--- Start PROVIDED RECORDS ---

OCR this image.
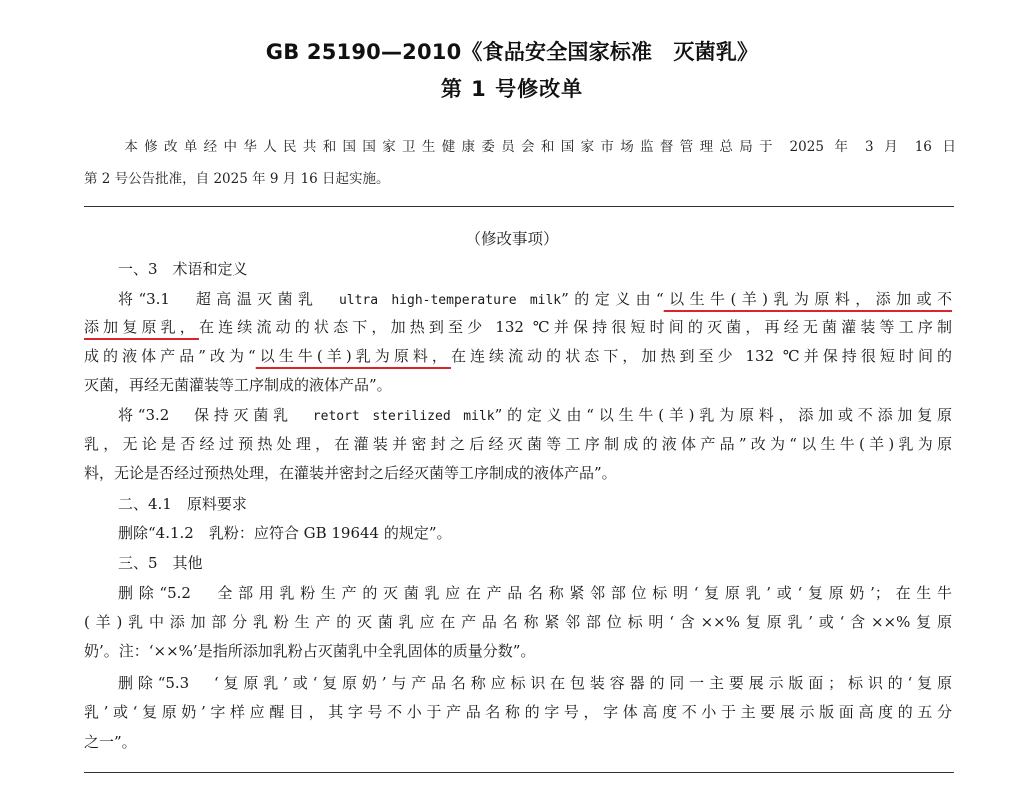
GB 25190—2010《食品安全国家标准　灭菌乳》
第 1 号修改单
本修改单经中华人民共和国国家卫生健康委员会和国家市场监督管理总局于 2025 年 3 月 16 日
第 2 号公告批准，自 2025 年 9 月 16 日起实施。
（修改事项）
一、3　术语和定义
将“3.1　超高温灭菌乳　ultra high-temperature milk”的定义由“以生牛(羊)乳为原料，添加或不
添加复原乳，在连续流动的状态下，加热到至少 132 ℃并保持很短时间的灭菌，再经无菌灌装等工序制
成的液体产品”改为“以生牛(羊)乳为原料，在连续流动的状态下，加热到至少 132 ℃并保持很短时间的
灭菌，再经无菌灌装等工序制成的液体产品”。
将“3.2　保持灭菌乳　retort sterilized milk”的定义由“以生牛(羊)乳为原料，添加或不添加复原
乳，无论是否经过预热处理，在灌装并密封之后经灭菌等工序制成的液体产品”改为“以生牛(羊)乳为原
料，无论是否经过预热处理，在灌装并密封之后经灭菌等工序制成的液体产品”。
二、4.1　原料要求
删除“4.1.2　乳粉：应符合 GB 19644 的规定”。
三、5　其他
删除“5.2　全部用乳粉生产的灭菌乳应在产品名称紧邻部位标明‘复原乳’或‘复原奶’；在生牛
(羊)乳中添加部分乳粉生产的灭菌乳应在产品名称紧邻部位标明‘含××%复原乳’或‘含××%复原
奶’。注：‘××%’是指所添加乳粉占灭菌乳中全乳固体的质量分数”。
删除“5.3　‘复原乳’或‘复原奶’与产品名称应标识在包装容器的同一主要展示版面；标识的‘复原
乳’或‘复原奶’字样应醒目，其字号不小于产品名称的字号，字体高度不小于主要展示版面高度的五分
之一”。
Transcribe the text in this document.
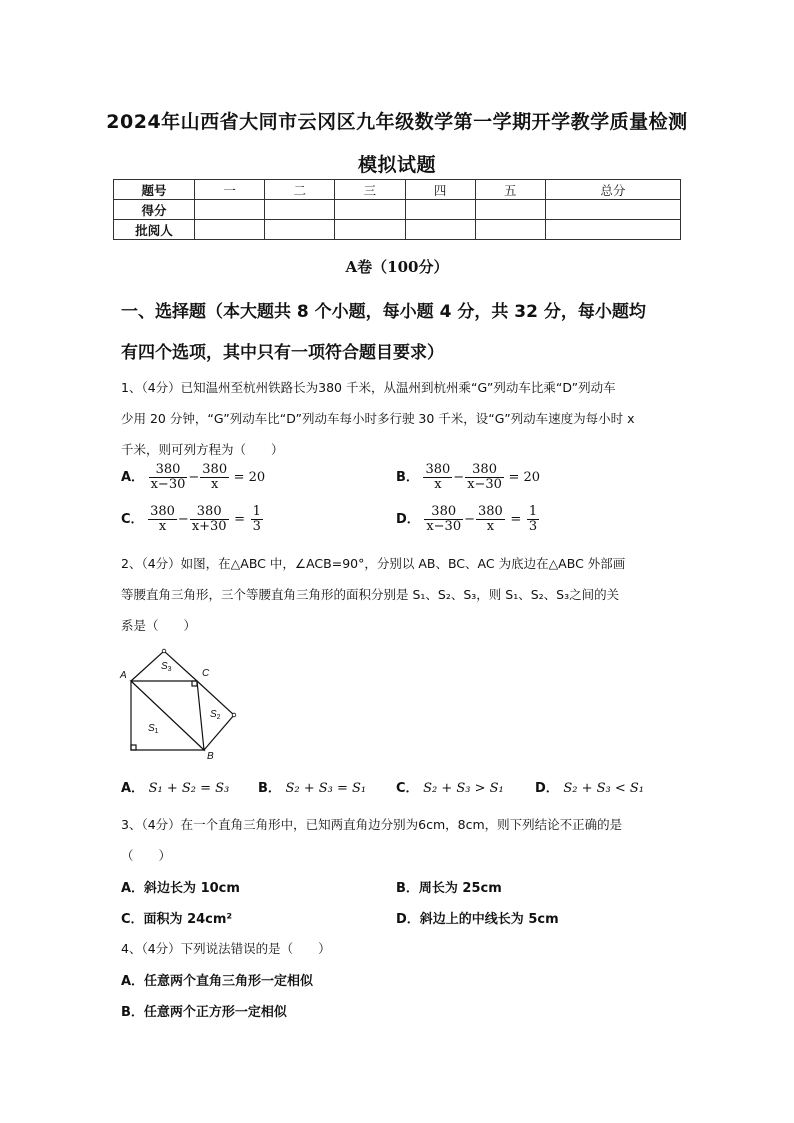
2024年山西省大同市云冈区九年级数学第一学期开学教学质量检测
模拟试题
题号	一	二	三	四	五	总分
得分						
批阅人						
A卷（100分）
一、选择题（本大题共 8 个小题，每小题 4 分，共 32 分，每小题均
有四个选项，其中只有一项符合题目要求）
1、（4分）已知温州至杭州铁路长为380 千米，从温州到杭州乘“G”列动车比乘“D”列动车
少用 20 分钟，“G”列动车比“D”列动车每小时多行驶 30 千米，设“G”列动车速度为每小时 x
千米，则可列方程为（　　）
A． $\frac{380}{x-30} - \frac{380}{x} = 20$	B． $\frac{380}{x} - \frac{380}{x-30} = 20$
C． $\frac{380}{x} - \frac{380}{x+30} = \frac{1}{3}$	D． $\frac{380}{x-30} - \frac{380}{x} = \frac{1}{3}$
2、（4分）如图，在△ABC 中，∠ACB=90°，分别以 AB、BC、AC 为底边在△ABC 外部画
等腰直角三角形，三个等腰直角三角形的面积分别是 S₁、S₂、S₃，则 S₁、S₂、S₃之间的关
系是（　　）
A	C
B
$S_1$
$S_2$
$S_3$
A． S₁ + S₂ = S₃ B． S₂ + S₃ = S₁ C． S₂ + S₃ > S₁ D． S₂ + S₃ < S₁
3、（4分）在一个直角三角形中，已知两直角边分别为6cm，8cm，则下列结论不正确的是
（　　）
A．斜边长为 10cm	B．周长为 25cm
C．面积为 24cm²	D．斜边上的中线长为 5cm
4、（4分）下列说法错误的是（　　）
A．任意两个直角三角形一定相似
B．任意两个正方形一定相似
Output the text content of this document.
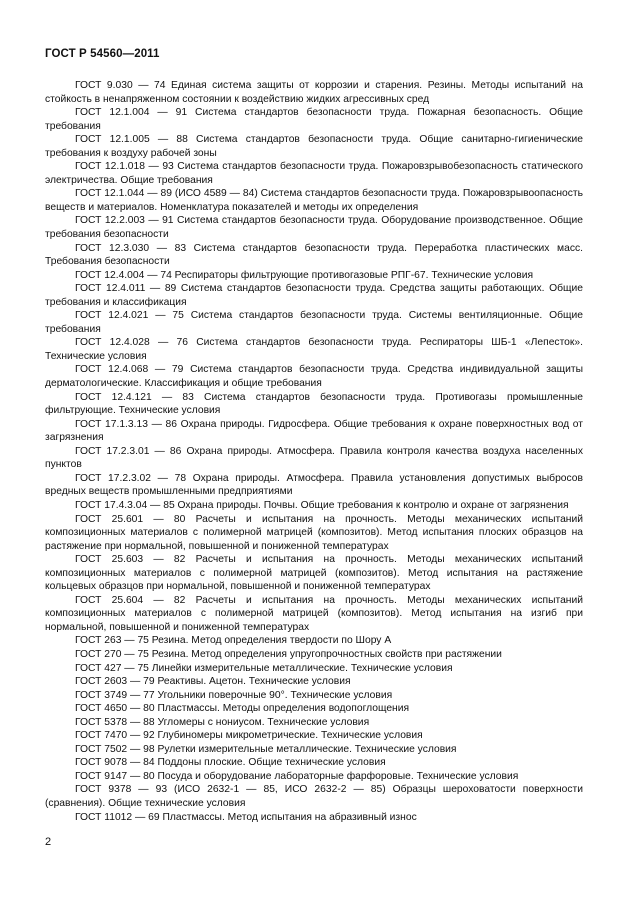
ГОСТ Р 54560—2011

ГОСТ 9.030 — 74 Единая система защиты от коррозии и старения. Резины. Методы испытаний на стойкость в ненапряженном состоянии к воздействию жидких агрессивных сред

ГОСТ 12.1.004 — 91 Система стандартов безопасности труда. Пожарная безопасность. Общие требования

ГОСТ 12.1.005 — 88 Система стандартов безопасности труда. Общие санитарно-гигиенические требования к воздуху рабочей зоны

ГОСТ 12.1.018 — 93 Система стандартов безопасности труда. Пожаровзрывобезопасность статического электричества. Общие требования

ГОСТ 12.1.044 — 89 (ИСО 4589 — 84) Система стандартов безопасности труда. Пожаровзрывоопасность веществ и материалов. Номенклатура показателей и методы их определения

ГОСТ 12.2.003 — 91 Система стандартов безопасности труда. Оборудование производственное. Общие требования безопасности

ГОСТ 12.3.030 — 83 Система стандартов безопасности труда. Переработка пластических масс. Требования безопасности

ГОСТ 12.4.004 — 74 Респираторы фильтрующие противогазовые РПГ-67. Технические условия

ГОСТ 12.4.011 — 89 Система стандартов безопасности труда. Средства защиты работающих. Общие требования и классификация

ГОСТ 12.4.021 — 75 Система стандартов безопасности труда. Системы вентиляционные. Общие требования

ГОСТ 12.4.028 — 76 Система стандартов безопасности труда. Респираторы ШБ-1 «Лепесток». Технические условия

ГОСТ 12.4.068 — 79 Система стандартов безопасности труда. Средства индивидуальной защиты дерматологические. Классификация и общие требования

ГОСТ 12.4.121 — 83 Система стандартов безопасности труда. Противогазы промышленные фильтрующие. Технические условия

ГОСТ 17.1.3.13 — 86 Охрана природы. Гидросфера. Общие требования к охране поверхностных вод от загрязнения

ГОСТ 17.2.3.01 — 86 Охрана природы. Атмосфера. Правила контроля качества воздуха населенных пунктов

ГОСТ 17.2.3.02 — 78 Охрана природы. Атмосфера. Правила установления допустимых выбросов вредных веществ промышленными предприятиями

ГОСТ 17.4.3.04 — 85 Охрана природы. Почвы. Общие требования к контролю и охране от загрязнения

ГОСТ 25.601 — 80 Расчеты и испытания на прочность. Методы механических испытаний композиционных материалов с полимерной матрицей (композитов). Метод испытания плоских образцов на растяжение при нормальной, повышенной и пониженной температурах

ГОСТ 25.603 — 82 Расчеты и испытания на прочность. Методы механических испытаний композиционных материалов с полимерной матрицей (композитов). Метод испытания на растяжение кольцевых образцов при нормальной, повышенной и пониженной температурах

ГОСТ 25.604 — 82 Расчеты и испытания на прочность. Методы механических испытаний композиционных материалов с полимерной матрицей (композитов). Метод испытания на изгиб при нормальной, повышенной и пониженной температурах

ГОСТ 263 — 75 Резина. Метод определения твердости по Шору А

ГОСТ 270 — 75 Резина. Метод определения упругопрочностных свойств при растяжении

ГОСТ 427 — 75 Линейки измерительные металлические. Технические условия

ГОСТ 2603 — 79 Реактивы. Ацетон. Технические условия

ГОСТ 3749 — 77 Угольники поверочные 90°. Технические условия

ГОСТ 4650 — 80 Пластмассы. Методы определения водопоглощения

ГОСТ 5378 — 88 Угломеры с нониусом. Технические условия

ГОСТ 7470 — 92 Глубиномеры микрометрические. Технические условия

ГОСТ 7502 — 98 Рулетки измерительные металлические. Технические условия

ГОСТ 9078 — 84 Поддоны плоские. Общие технические условия

ГОСТ 9147 — 80 Посуда и оборудование лабораторные фарфоровые. Технические условия

ГОСТ 9378 — 93 (ИСО 2632-1 — 85, ИСО 2632-2 — 85) Образцы шероховатости поверхности (сравнения). Общие технические условия

ГОСТ 11012 — 69 Пластмассы. Метод испытания на абразивный износ

2
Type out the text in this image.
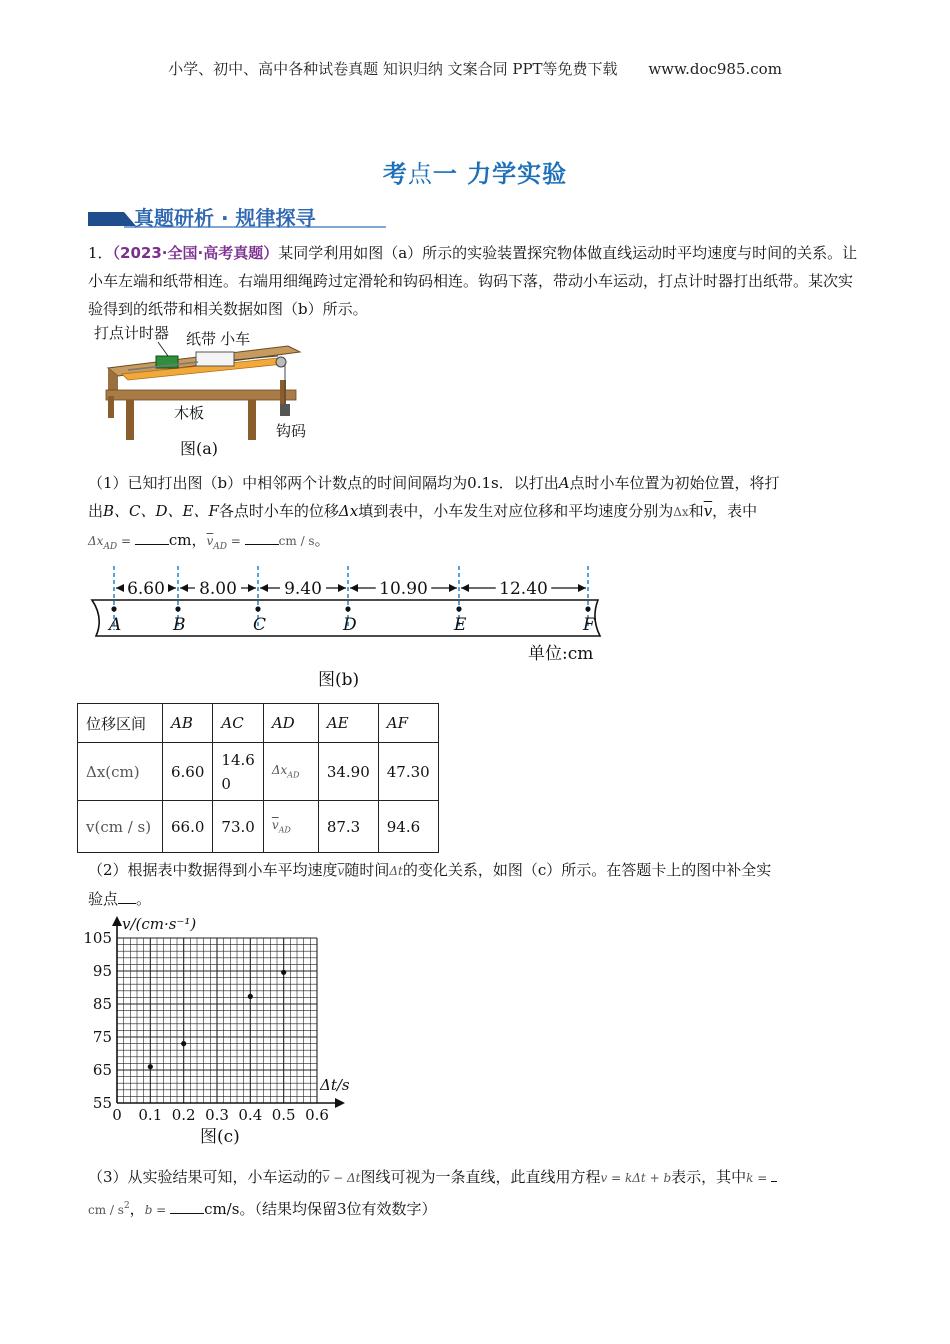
小学、初中、高中各种试卷真题 知识归纳 文案合同 PPT等免费下载 www.doc985.com
考点一 力学实验
真题研析 · 规律探寻
1．（2023·全国·高考真题）某同学利用如图（a）所示的实验装置探究物体做直线运动时平均速度与时间的关系。让小车左端和纸带相连。右端用细绳跨过定滑轮和钩码相连。钩码下落，带动小车运动，打点计时器打出纸带。某次实验得到的纸带和相关数据如图（b）所示。
打点计时器 纸带 小车
木板
钩码
图(a)
（1）已知打出图（b）中相邻两个计数点的时间间隔均为0.1s．以打出A点时小车位置为初始位置，将打
出B、C、D、E、F各点时小车的位移Δx填到表中，小车发生对应位移和平均速度分别为Δx和$\overline{v}$，表中
$\Delta x_{AD}$ = cm，$\overline{v}_{AD}$ =	cm / s。
A	B	C	D	E	F
6.60 8.00	9.40	10.90	12.40
单位:cm
图(b)
位移区间	AB	AC	AD	AE	AF
Δx(cm)	6.60	14.60	$\Delta x_{AD}$	34.90	47.30
v(cm / s)	66.0	73.0	$\overline{v}_{AD}$	87.3	94.6
（2）根据表中数据得到小车平均速度$\overline{v}$随时间Δt的变化关系，如图（c）所示。在答题卡上的图中补全实
验点 。
0 0.1 0.2 0.3 0.4 0.5 0.6
55
65
75
85
95
105
v/(cm·s⁻¹)
Δt/s
图(c)
（3）从实验结果可知，小车运动的$\overline{v} - \Delta t$图线可视为一条直线，此直线用方程v = kΔt + b表示，其中k =
cm / $s^2$，b = cm/s。（结果均保留3位有效数字）
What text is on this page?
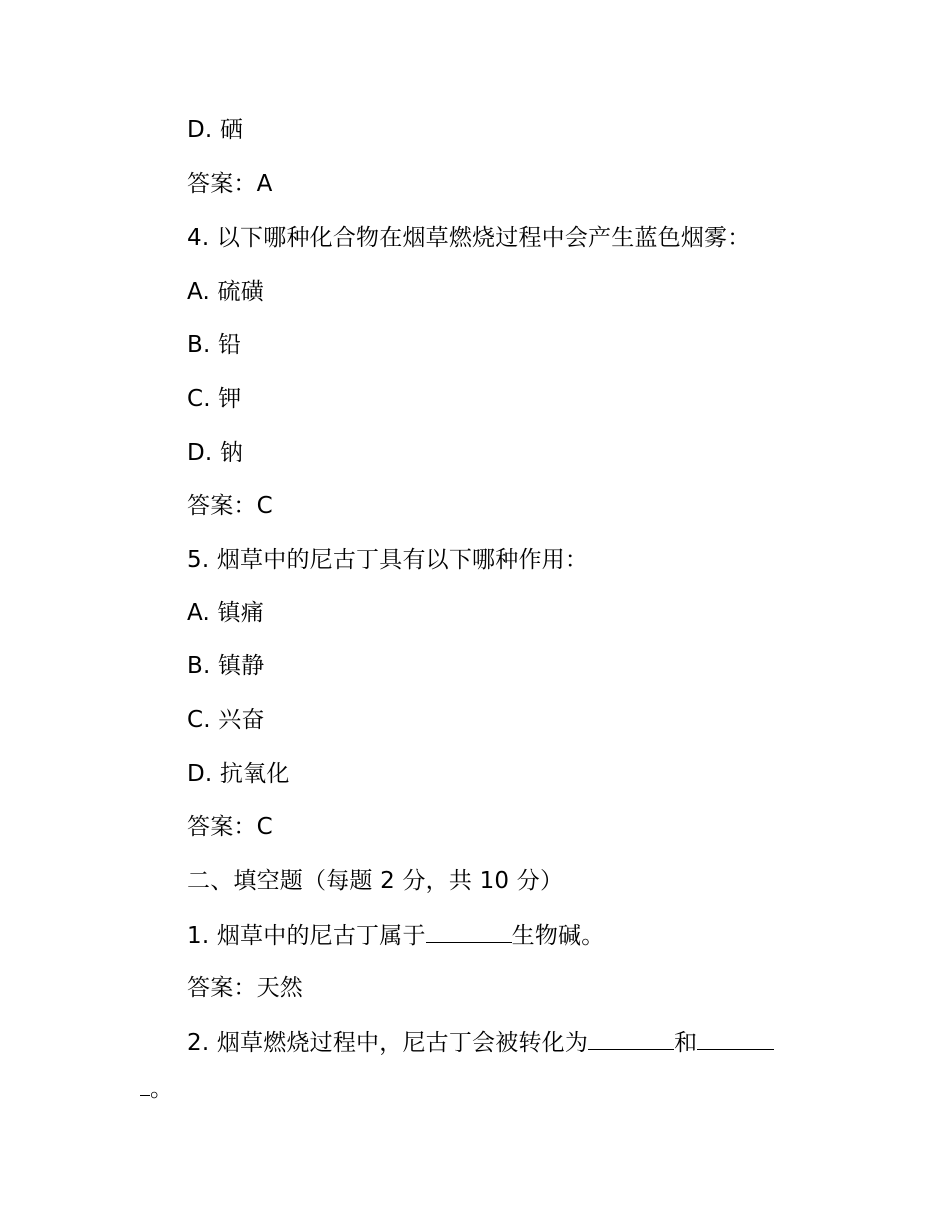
D. 硒
答案：A
4. 以下哪种化合物在烟草燃烧过程中会产生蓝色烟雾：
A. 硫磺
B. 铅
C. 钾
D. 钠
答案：C
5. 烟草中的尼古丁具有以下哪种作用：
A. 镇痛
B. 镇静
C. 兴奋
D. 抗氧化
答案：C
二、填空题（每题 2 分，共 10 分）
1. 烟草中的尼古丁属于	生物碱。
答案：天然
2. 烟草燃烧过程中，尼古丁会被转化为	和
。
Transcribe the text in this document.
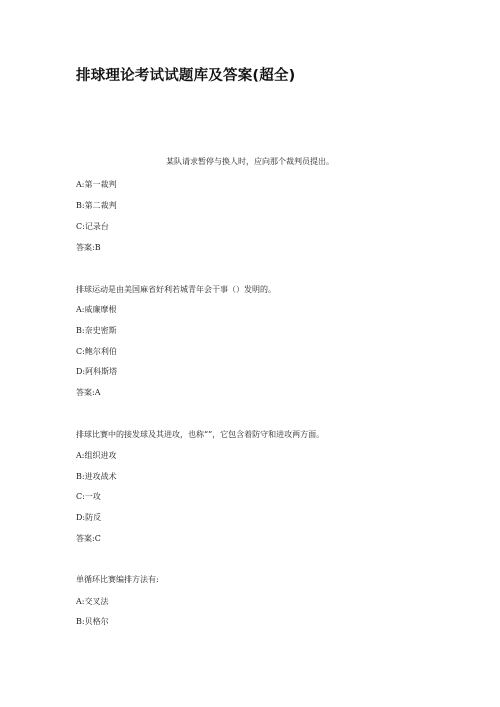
排球理论考试试题库及答案(超全)
某队请求暂停与换人时，应向那个裁判员提出。
A:第一裁判
B:第二裁判
C:记录台
答案:B
排球运动是由美国麻省好利若城青年会干事（）发明的。
A:威廉摩根
B:奈史密斯
C:鲍尔利伯
D:阿科斯塔
答案:A
排球比赛中的接发球及其进攻，也称“”，它包含着防守和进攻两方面。
A:组织进攻
B:进攻战术
C:一攻
D:防反
答案:C
单循环比赛编排方法有:
A:交叉法
B:贝格尔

--- End PROVIDED RECORDS ---

Pick out the lines containing the string "在连续流动的状态下" and show them.

添加复原乳，在连续流动的状态下，加热到至少 132 ℃并保持很短时间的灭菌，再经无菌灌装等工序制
成的液体产品”改为“以生牛(羊)乳为原料，在连续流动的状态下，加热到至少 132 ℃并保持很短时间的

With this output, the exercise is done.